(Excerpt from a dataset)
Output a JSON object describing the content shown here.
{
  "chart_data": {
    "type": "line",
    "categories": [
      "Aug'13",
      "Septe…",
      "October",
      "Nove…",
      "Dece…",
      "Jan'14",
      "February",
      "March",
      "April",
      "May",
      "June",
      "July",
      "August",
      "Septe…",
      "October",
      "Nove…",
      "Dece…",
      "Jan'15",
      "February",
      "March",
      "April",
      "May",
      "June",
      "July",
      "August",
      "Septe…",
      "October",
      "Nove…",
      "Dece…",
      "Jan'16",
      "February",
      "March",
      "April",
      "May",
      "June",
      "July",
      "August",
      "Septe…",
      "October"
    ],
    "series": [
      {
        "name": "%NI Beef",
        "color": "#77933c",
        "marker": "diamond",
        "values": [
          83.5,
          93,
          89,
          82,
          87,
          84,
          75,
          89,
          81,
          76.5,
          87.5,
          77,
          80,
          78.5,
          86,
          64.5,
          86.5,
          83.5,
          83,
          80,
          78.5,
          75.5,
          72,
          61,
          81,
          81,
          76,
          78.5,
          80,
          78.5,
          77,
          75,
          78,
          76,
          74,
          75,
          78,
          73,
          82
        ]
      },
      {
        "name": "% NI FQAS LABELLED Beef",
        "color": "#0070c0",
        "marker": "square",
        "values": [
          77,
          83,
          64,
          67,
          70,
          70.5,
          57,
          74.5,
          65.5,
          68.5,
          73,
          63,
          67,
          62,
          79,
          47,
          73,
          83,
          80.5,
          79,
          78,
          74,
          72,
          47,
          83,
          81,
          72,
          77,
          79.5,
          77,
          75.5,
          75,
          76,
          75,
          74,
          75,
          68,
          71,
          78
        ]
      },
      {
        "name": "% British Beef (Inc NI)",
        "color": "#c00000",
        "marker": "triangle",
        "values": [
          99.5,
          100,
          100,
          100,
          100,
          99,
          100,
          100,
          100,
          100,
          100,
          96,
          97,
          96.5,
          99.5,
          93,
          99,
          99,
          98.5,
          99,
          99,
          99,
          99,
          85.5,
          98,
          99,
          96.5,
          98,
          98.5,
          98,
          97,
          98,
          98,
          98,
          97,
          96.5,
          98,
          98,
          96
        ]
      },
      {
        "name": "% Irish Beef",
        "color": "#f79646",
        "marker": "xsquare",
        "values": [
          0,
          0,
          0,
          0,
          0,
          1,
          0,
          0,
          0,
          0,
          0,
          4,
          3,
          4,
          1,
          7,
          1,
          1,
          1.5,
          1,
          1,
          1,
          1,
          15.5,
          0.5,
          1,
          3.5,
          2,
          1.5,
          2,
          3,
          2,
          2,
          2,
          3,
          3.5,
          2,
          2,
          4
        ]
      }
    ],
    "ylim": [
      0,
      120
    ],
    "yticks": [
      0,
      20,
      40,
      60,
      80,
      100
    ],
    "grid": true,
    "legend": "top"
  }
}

### Task statement
Print every entry exactly as it appears.

### Reply
Output a JSON object describing the content shown here.
{
  "chart_data": {
    "type": "line",
    "categories": [
      "Aug'13",
      "Septe…",
      "October",
      "Nove…",
      "Dece…",
      "Jan'14",
      "February",
      "March",
      "April",
      "May",
      "June",
      "July",
      "August",
      "Septe…",
      "October",
      "Nove…",
      "Dece…",
      "Jan'15",
      "February",
      "March",
      "April",
      "May",
      "June",
      "July",
      "August",
      "Septe…",
      "October",
      "Nove…",
      "Dece…",
      "Jan'16",
      "February",
      "March",
      "April",
      "May",
      "June",
      "July",
      "August",
      "Septe…",
      "October"
    ],
    "series": [
      {
        "name": "%NI Beef",
        "color": "#77933c",
        "marker": "diamond",
        "values": [
          83.5,
          93,
          89,
          82,
          87,
          84,
          75,
          89,
          81,
          76.5,
          87.5,
          77,
          80,
          78.5,
          86,
          64.5,
          86.5,
          83.5,
          83,
          80,
          78.5,
          75.5,
          72,
          61,
          81,
          81,
          76,
          78.5,
          80,
          78.5,
          77,
          75,
          78,
          76,
          74,
          75,
          78,
          73,
          82
        ]
      },
      {
        "name": "% NI FQAS LABELLED Beef",
        "color": "#0070c0",
        "marker": "square",
        "values": [
          77,
          83,
          64,
          67,
          70,
          70.5,
          57,
          74.5,
          65.5,
          68.5,
          73,
          63,
          67,
          62,
          79,
          47,
          73,
          83,
          80.5,
          79,
          78,
          74,
          72,
          47,
          83,
          81,
          72,
          77,
          79.5,
          77,
          75.5,
          75,
          76,
          75,
          74,
          75,
          68,
          71,
          78
        ]
      },
      {
        "name": "% British Beef (Inc NI)",
        "color": "#c00000",
        "marker": "triangle",
        "values": [
          99.5,
          100,
          100,
          100,
          100,
          99,
          100,
          100,
          100,
          100,
          100,
          96,
          97,
          96.5,
          99.5,
          93,
          99,
          99,
          98.5,
          99,
          99,
          99,
          99,
          85.5,
          98,
          99,
          96.5,
          98,
          98.5,
          98,
          97,
          98,
          98,
          98,
          97,
          96.5,
          98,
          98,
          96
        ]
      },
      {
        "name": "% Irish Beef",
        "color": "#f79646",
        "marker": "xsquare",
        "values": [
          0,
          0,
          0,
          0,
          0,
          1,
          0,
          0,
          0,
          0,
          0,
          4,
          3,
          4,
          1,
          7,
          1,
          1,
          1.5,
          1,
          1,
          1,
          1,
          15.5,
          0.5,
          1,
          3.5,
          2,
          1.5,
          2,
          3,
          2,
          2,
          2,
          3,
          3.5,
          2,
          2,
          4
        ]
      }
    ],
    "ylim": [
      0,
      120
    ],
    "yticks": [
      0,
      20,
      40,
      60,
      80,
      100
    ],
    "grid": true,
    "legend": "top"
  }
}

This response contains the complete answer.